→ Goal: Which lines in the records contain the string "累计同比"? List every such line in full.
** BEGIN Material for this task **
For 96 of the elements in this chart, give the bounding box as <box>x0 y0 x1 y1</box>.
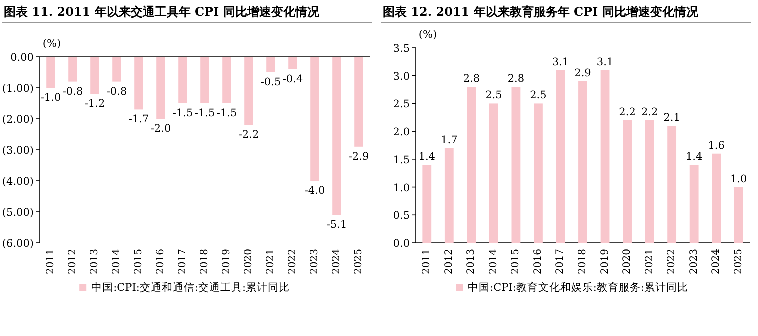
data-label: -1.5 <box>194 108 216 120</box>
x-tick-label: 2015 <box>134 249 144 274</box>
bar <box>422 165 432 243</box>
y-tick-label: 0.00 <box>10 52 34 64</box>
data-label: -2.9 <box>348 150 370 163</box>
data-label: -0.8 <box>106 86 128 98</box>
y-tick-label: (4.00) <box>2 176 34 188</box>
x-tick-label: 2013 <box>466 249 478 274</box>
data-label: -4.0 <box>304 185 326 197</box>
data-label: -1.7 <box>128 114 150 126</box>
data-label: 2.2 <box>619 106 636 118</box>
x-tick-label: 2024 <box>332 249 342 274</box>
chart-title: 图表 11. 2011 年以来交通工具年 CPI 同比增速变化情况 <box>4 5 320 19</box>
data-label: 1.4 <box>686 151 703 163</box>
data-label: 1.4 <box>418 151 436 163</box>
x-tick-label: 2021 <box>266 249 276 274</box>
y-tick-label: (6.00) <box>2 238 34 250</box>
x-tick-label: 2018 <box>578 249 588 274</box>
data-label: 2.1 <box>664 112 680 124</box>
data-label: 3.1 <box>552 56 570 68</box>
data-label: -2.2 <box>238 129 260 142</box>
data-label: -1.2 <box>84 98 106 110</box>
y-axis-title: (%) <box>42 38 62 50</box>
x-tick-label: 2021 <box>644 249 656 274</box>
x-tick-label: 2015 <box>510 249 522 274</box>
data-label: 2.2 <box>641 106 658 118</box>
bar <box>444 148 454 243</box>
data-label: -1.5 <box>216 108 238 120</box>
x-tick-label: 2020 <box>244 249 254 274</box>
x-tick-label: 2019 <box>600 249 611 274</box>
bar <box>467 87 476 243</box>
x-tick-label: 2023 <box>310 249 320 274</box>
bar <box>623 120 632 243</box>
x-tick-label: 2020 <box>622 249 634 274</box>
bar <box>578 81 588 243</box>
bar <box>645 120 654 243</box>
bar <box>734 187 744 243</box>
data-label: 1.6 <box>708 140 726 152</box>
y-tick-label: (1.00) <box>2 83 34 95</box>
x-tick-label: 2018 <box>200 249 210 274</box>
y-tick-label: 3.5 <box>393 43 410 55</box>
data-label: 2.8 <box>508 73 525 85</box>
x-tick-label: 2014 <box>488 249 500 274</box>
y-tick-label: 0.5 <box>393 210 410 222</box>
data-label: -1.0 <box>40 92 62 104</box>
data-label: 1.7 <box>441 134 458 146</box>
x-tick-label: 2017 <box>178 249 188 274</box>
chart-title: 图表 12. 2011 年以来教育服务年 CPI 同比增速变化情况 <box>383 5 700 19</box>
x-tick-label: 2025 <box>354 249 364 274</box>
bar <box>668 126 677 243</box>
bar <box>712 154 722 243</box>
y-tick-label: 2.5 <box>393 98 410 111</box>
x-tick-label: 2019 <box>222 249 232 274</box>
x-tick-label: 2013 <box>90 249 100 274</box>
bar <box>489 104 498 243</box>
y-tick-label: (3.00) <box>2 145 34 157</box>
x-tick-label: 2022 <box>288 249 298 274</box>
data-label: 2.8 <box>463 73 480 85</box>
legend-label: 中国:CPI:教育文化和娱乐:教育服务:累计同比 <box>468 281 688 294</box>
x-tick-label: 2025 <box>733 249 744 274</box>
x-tick-label: 2012 <box>444 249 455 274</box>
x-tick-label: 2024 <box>711 249 722 274</box>
data-label: -0.8 <box>62 86 84 98</box>
data-label: 2.5 <box>486 90 502 102</box>
legend-label: 中国:CPI:交通和通信:交通工具:累计同比 <box>92 281 290 294</box>
bar <box>690 165 699 243</box>
bar <box>600 70 610 243</box>
x-tick-label: 2016 <box>532 249 544 274</box>
y-tick-label: (5.00) <box>2 207 34 219</box>
y-axis-title: (%) <box>418 29 438 41</box>
x-tick-label: 2022 <box>666 249 678 274</box>
data-label: -0.5 <box>260 76 282 88</box>
x-tick-label: 2012 <box>68 249 78 274</box>
x-tick-label: 2011 <box>422 249 433 274</box>
y-tick-label: 0.0 <box>393 238 410 250</box>
data-label: -0.4 <box>282 73 304 86</box>
data-label: -1.5 <box>172 108 194 120</box>
x-tick-label: 2023 <box>688 249 700 274</box>
y-tick-label: 3.0 <box>393 70 410 83</box>
data-label: 2.9 <box>574 67 592 80</box>
bar <box>556 70 566 243</box>
data-label: -2.0 <box>150 123 172 135</box>
data-label: 3.1 <box>596 56 614 68</box>
x-tick-label: 2017 <box>555 249 566 274</box>
y-tick-label: 1.0 <box>393 182 410 194</box>
data-label: 1.0 <box>730 173 748 186</box>
x-tick-label: 2014 <box>112 249 122 274</box>
x-tick-label: 2011 <box>46 249 56 274</box>
data-label: -5.1 <box>326 219 348 232</box>
y-tick-label: 1.5 <box>393 154 410 166</box>
y-tick-label: (2.00) <box>2 114 34 126</box>
bar <box>512 87 521 243</box>
y-tick-label: 2.0 <box>393 126 410 139</box>
bar <box>534 104 543 243</box>
data-label: 2.5 <box>530 90 547 102</box>
x-tick-label: 2016 <box>156 249 166 274</box>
** END Material for this task **
→ Expected output:
legend-label: 中国:CPI:教育文化和娱乐:教育服务:累计同比 <box>468 281 688 294</box>
legend-label: 中国:CPI:交通和通信:交通工具:累计同比 <box>92 281 290 294</box>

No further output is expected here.